→ **DIRECTIONS**:
Give back all the data exactly, line by line.

— begin TASK INPUTS —

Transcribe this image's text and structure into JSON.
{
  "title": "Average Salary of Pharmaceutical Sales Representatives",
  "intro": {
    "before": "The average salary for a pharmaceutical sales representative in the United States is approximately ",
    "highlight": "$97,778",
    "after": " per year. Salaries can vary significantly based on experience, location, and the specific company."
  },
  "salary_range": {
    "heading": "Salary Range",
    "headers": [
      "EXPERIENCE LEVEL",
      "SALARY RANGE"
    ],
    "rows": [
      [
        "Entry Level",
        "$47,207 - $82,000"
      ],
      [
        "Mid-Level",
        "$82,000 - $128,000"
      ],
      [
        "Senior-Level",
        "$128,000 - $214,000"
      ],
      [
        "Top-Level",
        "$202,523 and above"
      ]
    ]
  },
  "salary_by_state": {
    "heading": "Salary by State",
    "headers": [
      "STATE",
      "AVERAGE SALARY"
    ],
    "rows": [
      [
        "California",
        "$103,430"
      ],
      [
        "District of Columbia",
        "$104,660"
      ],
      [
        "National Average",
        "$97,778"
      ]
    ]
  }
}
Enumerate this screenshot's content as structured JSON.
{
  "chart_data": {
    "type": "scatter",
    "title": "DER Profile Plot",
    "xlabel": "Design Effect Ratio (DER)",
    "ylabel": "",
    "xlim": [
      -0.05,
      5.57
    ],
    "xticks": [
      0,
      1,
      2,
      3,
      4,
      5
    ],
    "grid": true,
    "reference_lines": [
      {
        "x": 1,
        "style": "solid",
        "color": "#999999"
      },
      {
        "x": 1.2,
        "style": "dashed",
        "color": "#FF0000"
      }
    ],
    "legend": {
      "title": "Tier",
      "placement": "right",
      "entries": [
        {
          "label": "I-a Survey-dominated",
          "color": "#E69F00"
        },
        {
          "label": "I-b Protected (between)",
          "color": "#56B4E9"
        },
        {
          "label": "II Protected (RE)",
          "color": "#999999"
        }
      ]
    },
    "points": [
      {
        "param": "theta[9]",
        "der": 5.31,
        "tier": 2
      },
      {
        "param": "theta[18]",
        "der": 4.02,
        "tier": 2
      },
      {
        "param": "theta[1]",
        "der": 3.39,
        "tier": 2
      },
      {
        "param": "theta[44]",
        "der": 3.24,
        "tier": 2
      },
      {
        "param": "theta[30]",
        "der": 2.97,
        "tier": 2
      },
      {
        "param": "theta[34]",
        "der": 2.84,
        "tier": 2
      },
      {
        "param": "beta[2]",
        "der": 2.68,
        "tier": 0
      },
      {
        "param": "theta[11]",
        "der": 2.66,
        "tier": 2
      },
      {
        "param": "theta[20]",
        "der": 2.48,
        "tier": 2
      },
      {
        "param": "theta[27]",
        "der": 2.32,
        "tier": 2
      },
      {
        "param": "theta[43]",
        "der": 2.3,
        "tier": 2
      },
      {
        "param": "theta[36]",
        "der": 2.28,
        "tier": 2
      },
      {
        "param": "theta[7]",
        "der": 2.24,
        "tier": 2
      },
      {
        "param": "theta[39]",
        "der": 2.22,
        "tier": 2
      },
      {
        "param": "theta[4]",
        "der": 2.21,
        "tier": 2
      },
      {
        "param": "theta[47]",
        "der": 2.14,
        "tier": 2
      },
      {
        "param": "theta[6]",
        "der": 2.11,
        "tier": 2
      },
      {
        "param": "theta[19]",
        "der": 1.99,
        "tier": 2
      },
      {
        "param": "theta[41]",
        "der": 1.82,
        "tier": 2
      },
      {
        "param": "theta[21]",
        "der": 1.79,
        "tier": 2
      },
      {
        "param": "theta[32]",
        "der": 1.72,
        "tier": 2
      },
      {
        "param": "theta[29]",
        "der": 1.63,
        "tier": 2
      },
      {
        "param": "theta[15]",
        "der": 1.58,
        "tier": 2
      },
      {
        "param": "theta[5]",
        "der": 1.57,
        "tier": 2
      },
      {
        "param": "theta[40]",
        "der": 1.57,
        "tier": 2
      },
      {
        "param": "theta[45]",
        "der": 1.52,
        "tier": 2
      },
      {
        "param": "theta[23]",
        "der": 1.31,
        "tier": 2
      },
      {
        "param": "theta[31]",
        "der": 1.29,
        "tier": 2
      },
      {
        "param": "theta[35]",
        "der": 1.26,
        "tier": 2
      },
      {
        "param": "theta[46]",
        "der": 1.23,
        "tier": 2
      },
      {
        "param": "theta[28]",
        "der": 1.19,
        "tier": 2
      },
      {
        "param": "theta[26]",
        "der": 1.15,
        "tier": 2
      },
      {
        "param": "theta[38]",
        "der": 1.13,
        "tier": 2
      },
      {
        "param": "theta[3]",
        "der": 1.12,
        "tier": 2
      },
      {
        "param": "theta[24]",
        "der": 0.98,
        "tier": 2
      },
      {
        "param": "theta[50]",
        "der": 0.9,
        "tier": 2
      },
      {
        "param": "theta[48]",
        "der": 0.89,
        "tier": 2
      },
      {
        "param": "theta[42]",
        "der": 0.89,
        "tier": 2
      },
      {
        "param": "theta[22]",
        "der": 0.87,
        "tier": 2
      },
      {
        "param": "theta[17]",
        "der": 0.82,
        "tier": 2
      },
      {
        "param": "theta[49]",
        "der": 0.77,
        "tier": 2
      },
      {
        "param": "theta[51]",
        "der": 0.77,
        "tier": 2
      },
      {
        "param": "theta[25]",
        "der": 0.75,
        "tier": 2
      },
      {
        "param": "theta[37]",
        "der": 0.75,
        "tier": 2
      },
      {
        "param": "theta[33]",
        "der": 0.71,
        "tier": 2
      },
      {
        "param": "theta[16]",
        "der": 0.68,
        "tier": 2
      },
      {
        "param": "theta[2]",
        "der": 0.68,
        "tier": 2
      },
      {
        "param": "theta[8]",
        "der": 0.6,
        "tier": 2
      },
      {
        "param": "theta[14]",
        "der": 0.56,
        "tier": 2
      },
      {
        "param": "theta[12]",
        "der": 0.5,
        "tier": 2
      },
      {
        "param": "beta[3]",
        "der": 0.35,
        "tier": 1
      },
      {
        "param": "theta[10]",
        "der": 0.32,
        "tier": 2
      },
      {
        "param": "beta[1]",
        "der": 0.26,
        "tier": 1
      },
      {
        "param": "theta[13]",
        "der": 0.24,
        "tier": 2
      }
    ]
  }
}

— end TASK INPUTS —

→ **RESULT**:
Transcribe this image's text and structure into JSON.
{
  "title": "Average Salary of Pharmaceutical Sales Representatives",
  "intro": {
    "before": "The average salary for a pharmaceutical sales representative in the United States is approximately ",
    "highlight": "$97,778",
    "after": " per year. Salaries can vary significantly based on experience, location, and the specific company."
  },
  "salary_range": {
    "heading": "Salary Range",
    "headers": [
      "EXPERIENCE LEVEL",
      "SALARY RANGE"
    ],
    "rows": [
      [
        "Entry Level",
        "$47,207 - $82,000"
      ],
      [
        "Mid-Level",
        "$82,000 - $128,000"
      ],
      [
        "Senior-Level",
        "$128,000 - $214,000"
      ],
      [
        "Top-Level",
        "$202,523 and above"
      ]
    ]
  },
  "salary_by_state": {
    "heading": "Salary by State",
    "headers": [
      "STATE",
      "AVERAGE SALARY"
    ],
    "rows": [
      [
        "California",
        "$103,430"
      ],
      [
        "District of Columbia",
        "$104,660"
      ],
      [
        "National Average",
        "$97,778"
      ]
    ]
  }
}
Enumerate this screenshot's content as structured JSON.
{
  "chart_data": {
    "type": "scatter",
    "title": "DER Profile Plot",
    "xlabel": "Design Effect Ratio (DER)",
    "ylabel": "",
    "xlim": [
      -0.05,
      5.57
    ],
    "xticks": [
      0,
      1,
      2,
      3,
      4,
      5
    ],
    "grid": true,
    "reference_lines": [
      {
        "x": 1,
        "style": "solid",
        "color": "#999999"
      },
      {
        "x": 1.2,
        "style": "dashed",
        "color": "#FF0000"
      }
    ],
    "legend": {
      "title": "Tier",
      "placement": "right",
      "entries": [
        {
          "label": "I-a Survey-dominated",
          "color": "#E69F00"
        },
        {
          "label": "I-b Protected (between)",
          "color": "#56B4E9"
        },
        {
          "label": "II Protected (RE)",
          "color": "#999999"
        }
      ]
    },
    "points": [
      {
        "param": "theta[9]",
        "der": 5.31,
        "tier": 2
      },
      {
        "param": "theta[18]",
        "der": 4.02,
        "tier": 2
      },
      {
        "param": "theta[1]",
        "der": 3.39,
        "tier": 2
      },
      {
        "param": "theta[44]",
        "der": 3.24,
        "tier": 2
      },
      {
        "param": "theta[30]",
        "der": 2.97,
        "tier": 2
      },
      {
        "param": "theta[34]",
        "der": 2.84,
        "tier": 2
      },
      {
        "param": "beta[2]",
        "der": 2.68,
        "tier": 0
      },
      {
        "param": "theta[11]",
        "der": 2.66,
        "tier": 2
      },
      {
        "param": "theta[20]",
        "der": 2.48,
        "tier": 2
      },
      {
        "param": "theta[27]",
        "der": 2.32,
        "tier": 2
      },
      {
        "param": "theta[43]",
        "der": 2.3,
        "tier": 2
      },
      {
        "param": "theta[36]",
        "der": 2.28,
        "tier": 2
      },
      {
        "param": "theta[7]",
        "der": 2.24,
        "tier": 2
      },
      {
        "param": "theta[39]",
        "der": 2.22,
        "tier": 2
      },
      {
        "param": "theta[4]",
        "der": 2.21,
        "tier": 2
      },
      {
        "param": "theta[47]",
        "der": 2.14,
        "tier": 2
      },
      {
        "param": "theta[6]",
        "der": 2.11,
        "tier": 2
      },
      {
        "param": "theta[19]",
        "der": 1.99,
        "tier": 2
      },
      {
        "param": "theta[41]",
        "der": 1.82,
        "tier": 2
      },
      {
        "param": "theta[21]",
        "der": 1.79,
        "tier": 2
      },
      {
        "param": "theta[32]",
        "der": 1.72,
        "tier": 2
      },
      {
        "param": "theta[29]",
        "der": 1.63,
        "tier": 2
      },
      {
        "param": "theta[15]",
        "der": 1.58,
        "tier": 2
      },
      {
        "param": "theta[5]",
        "der": 1.57,
        "tier": 2
      },
      {
        "param": "theta[40]",
        "der": 1.57,
        "tier": 2
      },
      {
        "param": "theta[45]",
        "der": 1.52,
        "tier": 2
      },
      {
        "param": "theta[23]",
        "der": 1.31,
        "tier": 2
      },
      {
        "param": "theta[31]",
        "der": 1.29,
        "tier": 2
      },
      {
        "param": "theta[35]",
        "der": 1.26,
        "tier": 2
      },
      {
        "param": "theta[46]",
        "der": 1.23,
        "tier": 2
      },
      {
        "param": "theta[28]",
        "der": 1.19,
        "tier": 2
      },
      {
        "param": "theta[26]",
        "der": 1.15,
        "tier": 2
      },
      {
        "param": "theta[38]",
        "der": 1.13,
        "tier": 2
      },
      {
        "param": "theta[3]",
        "der": 1.12,
        "tier": 2
      },
      {
        "param": "theta[24]",
        "der": 0.98,
        "tier": 2
      },
      {
        "param": "theta[50]",
        "der": 0.9,
        "tier": 2
      },
      {
        "param": "theta[48]",
        "der": 0.89,
        "tier": 2
      },
      {
        "param": "theta[42]",
        "der": 0.89,
        "tier": 2
      },
      {
        "param": "theta[22]",
        "der": 0.87,
        "tier": 2
      },
      {
        "param": "theta[17]",
        "der": 0.82,
        "tier": 2
      },
      {
        "param": "theta[49]",
        "der": 0.77,
        "tier": 2
      },
      {
        "param": "theta[51]",
        "der": 0.77,
        "tier": 2
      },
      {
        "param": "theta[25]",
        "der": 0.75,
        "tier": 2
      },
      {
        "param": "theta[37]",
        "der": 0.75,
        "tier": 2
      },
      {
        "param": "theta[33]",
        "der": 0.71,
        "tier": 2
      },
      {
        "param": "theta[16]",
        "der": 0.68,
        "tier": 2
      },
      {
        "param": "theta[2]",
        "der": 0.68,
        "tier": 2
      },
      {
        "param": "theta[8]",
        "der": 0.6,
        "tier": 2
      },
      {
        "param": "theta[14]",
        "der": 0.56,
        "tier": 2
      },
      {
        "param": "theta[12]",
        "der": 0.5,
        "tier": 2
      },
      {
        "param": "beta[3]",
        "der": 0.35,
        "tier": 1
      },
      {
        "param": "theta[10]",
        "der": 0.32,
        "tier": 2
      },
      {
        "param": "beta[1]",
        "der": 0.26,
        "tier": 1
      },
      {
        "param": "theta[13]",
        "der": 0.24,
        "tier": 2
      }
    ]
  }
}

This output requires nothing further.